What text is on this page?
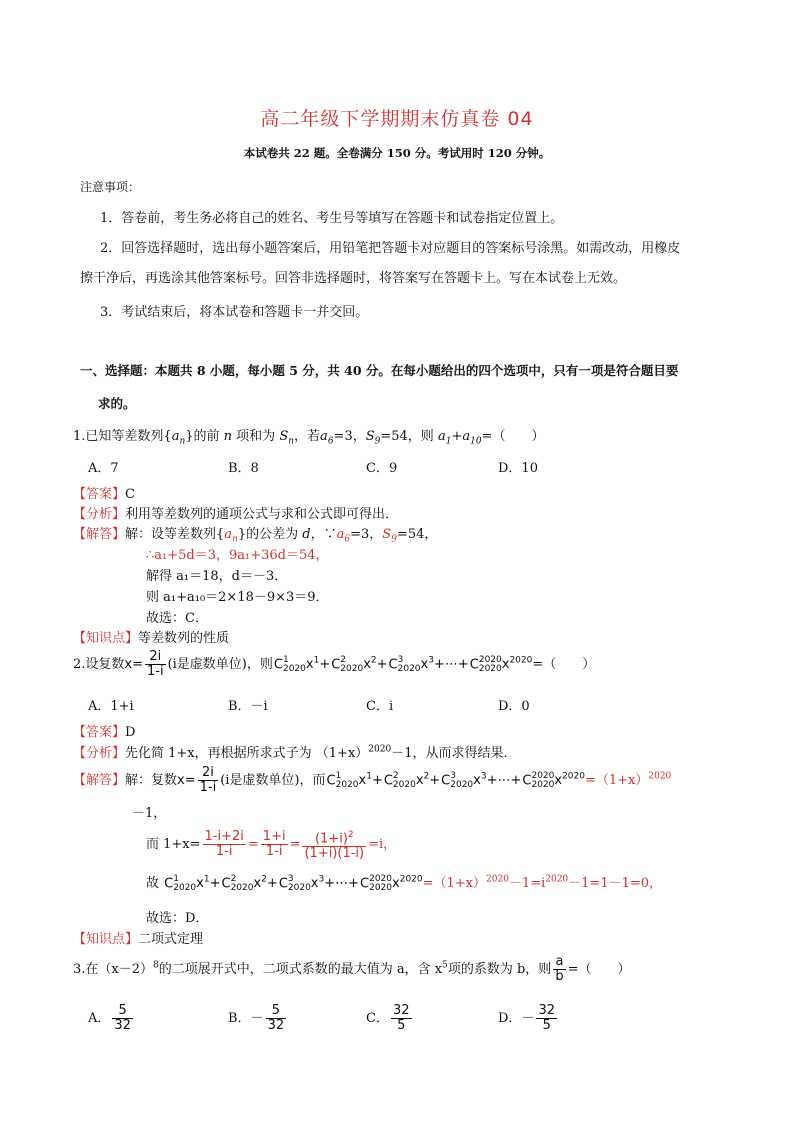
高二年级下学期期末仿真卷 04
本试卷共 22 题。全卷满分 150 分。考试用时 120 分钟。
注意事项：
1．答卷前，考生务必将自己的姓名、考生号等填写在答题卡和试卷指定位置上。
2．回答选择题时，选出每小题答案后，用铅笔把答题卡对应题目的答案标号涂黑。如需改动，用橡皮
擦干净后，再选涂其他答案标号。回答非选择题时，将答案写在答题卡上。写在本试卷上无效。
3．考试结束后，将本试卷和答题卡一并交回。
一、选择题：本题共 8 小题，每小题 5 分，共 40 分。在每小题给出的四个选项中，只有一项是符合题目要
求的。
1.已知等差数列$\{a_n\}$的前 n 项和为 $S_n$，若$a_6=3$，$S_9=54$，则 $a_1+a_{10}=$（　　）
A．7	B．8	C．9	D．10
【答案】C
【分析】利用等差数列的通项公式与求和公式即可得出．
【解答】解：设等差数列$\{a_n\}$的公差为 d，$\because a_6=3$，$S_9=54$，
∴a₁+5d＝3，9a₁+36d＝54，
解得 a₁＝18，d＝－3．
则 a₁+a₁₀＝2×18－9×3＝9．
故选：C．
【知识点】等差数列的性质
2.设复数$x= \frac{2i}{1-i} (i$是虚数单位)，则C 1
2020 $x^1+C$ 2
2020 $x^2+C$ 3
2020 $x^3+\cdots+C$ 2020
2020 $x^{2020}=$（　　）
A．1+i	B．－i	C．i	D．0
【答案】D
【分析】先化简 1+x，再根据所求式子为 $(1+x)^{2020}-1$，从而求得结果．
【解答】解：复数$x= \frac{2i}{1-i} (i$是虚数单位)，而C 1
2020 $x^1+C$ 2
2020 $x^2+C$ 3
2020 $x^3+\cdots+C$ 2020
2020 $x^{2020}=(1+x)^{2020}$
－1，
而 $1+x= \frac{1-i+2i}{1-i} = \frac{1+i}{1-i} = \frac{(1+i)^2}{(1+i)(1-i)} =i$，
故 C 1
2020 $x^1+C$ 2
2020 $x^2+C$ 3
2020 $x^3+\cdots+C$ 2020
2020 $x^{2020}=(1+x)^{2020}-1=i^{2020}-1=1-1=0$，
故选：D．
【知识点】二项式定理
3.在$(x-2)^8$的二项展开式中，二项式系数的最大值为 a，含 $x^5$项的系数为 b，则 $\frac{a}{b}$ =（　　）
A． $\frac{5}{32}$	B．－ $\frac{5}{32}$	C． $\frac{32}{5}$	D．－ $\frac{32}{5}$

________________________________________

**TASK INSTRUCTIONS:**
Look over the listing. Pull out every line with the string "frac" in it.

**ANSWER BELOW:**
2.设复数$x= \frac{2i}{1-i} (i$是虚数单位)，则C 1
【解答】解：复数$x= \frac{2i}{1-i} (i$是虚数单位)，而C 1
而 $1+x= \frac{1-i+2i}{1-i} = \frac{1+i}{1-i} = \frac{(1+i)^2}{(1+i)(1-i)} =i$，
3.在$(x-2)^8$的二项展开式中，二项式系数的最大值为 a，含 $x^5$项的系数为 b，则 $\frac{a}{b}$ =（　　）
A． $\frac{5}{32}$	B．－ $\frac{5}{32}$	C． $\frac{32}{5}$	D．－ $\frac{32}{5}$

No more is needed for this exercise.